WHAT THIS TASK INVOLVES: Everything in the listing should be restated word for word.

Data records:
_ _ _ _

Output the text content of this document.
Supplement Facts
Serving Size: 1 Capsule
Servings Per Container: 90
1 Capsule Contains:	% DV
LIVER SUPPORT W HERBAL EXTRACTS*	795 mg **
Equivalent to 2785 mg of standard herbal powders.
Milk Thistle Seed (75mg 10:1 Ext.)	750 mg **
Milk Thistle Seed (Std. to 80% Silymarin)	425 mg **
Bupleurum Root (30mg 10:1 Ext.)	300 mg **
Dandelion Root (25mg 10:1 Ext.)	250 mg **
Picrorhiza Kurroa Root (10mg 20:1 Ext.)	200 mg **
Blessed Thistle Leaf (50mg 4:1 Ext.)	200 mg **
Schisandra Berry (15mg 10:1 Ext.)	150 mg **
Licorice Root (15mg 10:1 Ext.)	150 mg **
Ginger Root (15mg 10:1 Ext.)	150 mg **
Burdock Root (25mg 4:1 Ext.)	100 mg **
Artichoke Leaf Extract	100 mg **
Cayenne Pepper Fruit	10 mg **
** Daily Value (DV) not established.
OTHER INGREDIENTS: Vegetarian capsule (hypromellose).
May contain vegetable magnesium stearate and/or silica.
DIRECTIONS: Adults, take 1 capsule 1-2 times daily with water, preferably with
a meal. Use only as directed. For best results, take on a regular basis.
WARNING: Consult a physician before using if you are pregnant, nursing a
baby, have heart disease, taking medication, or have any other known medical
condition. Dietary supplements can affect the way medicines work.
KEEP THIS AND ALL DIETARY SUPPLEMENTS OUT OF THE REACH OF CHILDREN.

_ _ _ _

EXERCISE RESULT:
Output the text content of this document.
Supplement Facts
Serving Size: 1 Capsule
Servings Per Container: 90
1 Capsule Contains:	% DV
LIVER SUPPORT W HERBAL EXTRACTS*	795 mg **
Equivalent to 2785 mg of standard herbal powders.
Milk Thistle Seed (75mg 10:1 Ext.)	750 mg **
Milk Thistle Seed (Std. to 80% Silymarin)	425 mg **
Bupleurum Root (30mg 10:1 Ext.)	300 mg **
Dandelion Root (25mg 10:1 Ext.)	250 mg **
Picrorhiza Kurroa Root (10mg 20:1 Ext.)	200 mg **
Blessed Thistle Leaf (50mg 4:1 Ext.)	200 mg **
Schisandra Berry (15mg 10:1 Ext.)	150 mg **
Licorice Root (15mg 10:1 Ext.)	150 mg **
Ginger Root (15mg 10:1 Ext.)	150 mg **
Burdock Root (25mg 4:1 Ext.)	100 mg **
Artichoke Leaf Extract	100 mg **
Cayenne Pepper Fruit	10 mg **
** Daily Value (DV) not established.
OTHER INGREDIENTS: Vegetarian capsule (hypromellose).
May contain vegetable magnesium stearate and/or silica.
DIRECTIONS: Adults, take 1 capsule 1-2 times daily with water, preferably with
a meal. Use only as directed. For best results, take on a regular basis.
WARNING: Consult a physician before using if you are pregnant, nursing a
baby, have heart disease, taking medication, or have any other known medical
condition. Dietary supplements can affect the way medicines work.
KEEP THIS AND ALL DIETARY SUPPLEMENTS OUT OF THE REACH OF CHILDREN.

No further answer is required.